─── Entries shown
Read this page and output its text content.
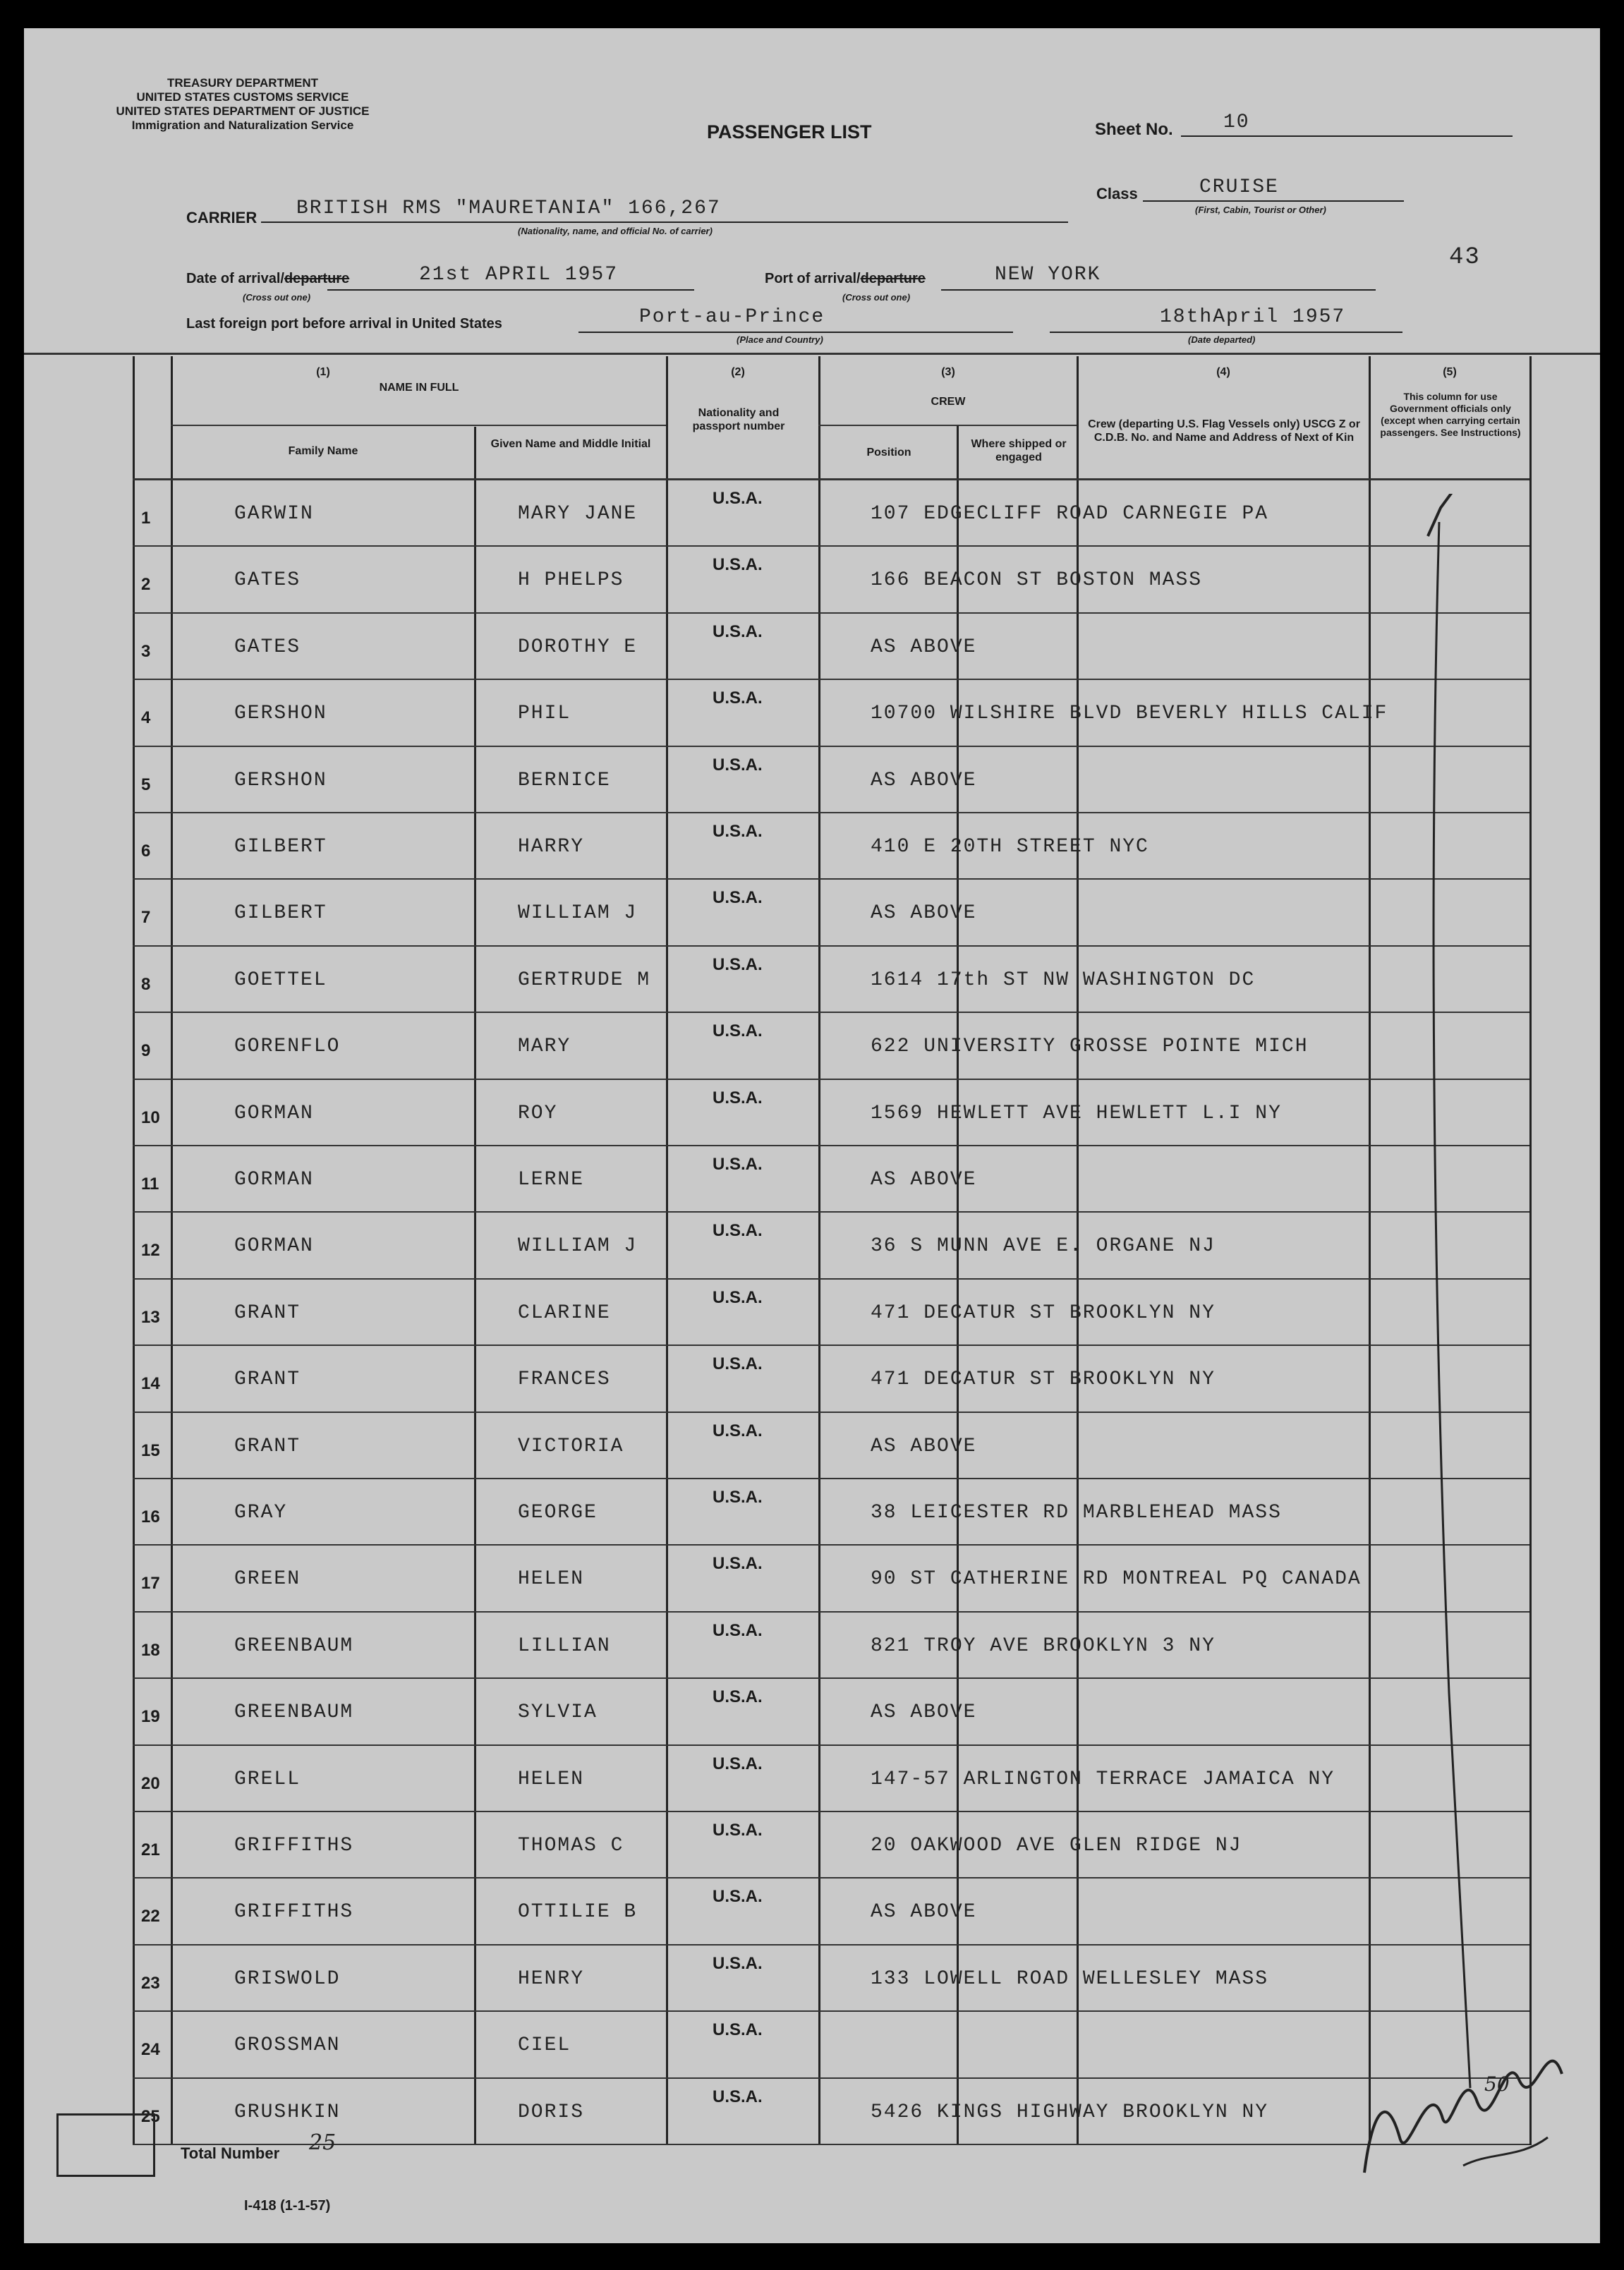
TREASURY DEPARTMENT
UNITED STATES CUSTOMS SERVICE
UNITED STATES DEPARTMENT OF JUSTICE
Immigration and Naturalization Service	PASSENGER LIST	Sheet No.	10
Class	CRUISE
(First, Cabin, Tourist or Other)
CARRIER BRITISH RMS "MAURETANIA" 166,267
(Nationality, name, and official No. of carrier)
Date of arrival/departure	21st APRIL 1957
(Cross out one)
Port of arrival/departure	NEW YORK
(Cross out one)
43
Last foreign port before arrival in United States	Port-au-Prince
(Place and Country)
18thApril 1957
(Date departed)
(1)
NAME IN FULL
Family Name
Given Name and Middle Initial
(2)
Nationality and passport number
(3)
CREW
Position
Where shipped or engaged
(4)
Crew (departing U.S. Flag Vessels only) USCG Z or C.D.B. No. and Name and Address of Next of Kin
(5)
This column for use Government officials only (except when carrying certain passengers. See Instructions)
1	GARWIN	MARY JANE
U.S.A.
107 EDGECLIFF ROAD CARNEGIE PA
2	GATES	H PHELPS
U.S.A.
166 BEACON ST BOSTON MASS
3	GATES	DOROTHY E
U.S.A.
AS ABOVE
4	GERSHON	PHIL
U.S.A.
10700 WILSHIRE BLVD BEVERLY HILLS CALIF
5	GERSHON	BERNICE
U.S.A.
AS ABOVE
6	GILBERT	HARRY
U.S.A.
410 E 20TH STREET NYC
7	GILBERT	WILLIAM J
U.S.A.
AS ABOVE
8	GOETTEL	GERTRUDE M
U.S.A.
1614 17th ST NW WASHINGTON DC
9	GORENFLO	MARY
U.S.A.
622 UNIVERSITY GROSSE POINTE MICH
10	GORMAN	ROY
U.S.A.
1569 HEWLETT AVE HEWLETT L.I NY
11	GORMAN	LERNE
U.S.A.
AS ABOVE
12	GORMAN	WILLIAM J
U.S.A.
36 S MUNN AVE E. ORGANE NJ
13	GRANT	CLARINE
U.S.A.
471 DECATUR ST BROOKLYN NY
14	GRANT	FRANCES
U.S.A.
471 DECATUR ST BROOKLYN NY
15	GRANT	VICTORIA
U.S.A.
AS ABOVE
16	GRAY	GEORGE
U.S.A.
38 LEICESTER RD MARBLEHEAD MASS
17	GREEN	HELEN
U.S.A.
90 ST CATHERINE RD MONTREAL PQ CANADA
18	GREENBAUM	LILLIAN
U.S.A.
821 TROY AVE BROOKLYN 3 NY
19	GREENBAUM	SYLVIA
U.S.A.
AS ABOVE
20	GRELL	HELEN
U.S.A.
147-57 ARLINGTON TERRACE JAMAICA NY
21	GRIFFITHS	THOMAS C
U.S.A.
20 OAKWOOD AVE GLEN RIDGE NJ
22	GRIFFITHS	OTTILIE B
U.S.A.
AS ABOVE
23	GRISWOLD	HENRY
U.S.A.
133 LOWELL ROAD WELLESLEY MASS
24	GROSSMAN	CIEL
U.S.A.
25	GRUSHKIN	DORIS
U.S.A.
5426 KINGS HIGHWAY BROOKLYN NY
Total Number 25
I-418 (1-1-57)
50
──────
• Written exercise
State how many lines include the string "DEPARTMENT". Give no other information.

• Solution for this task
2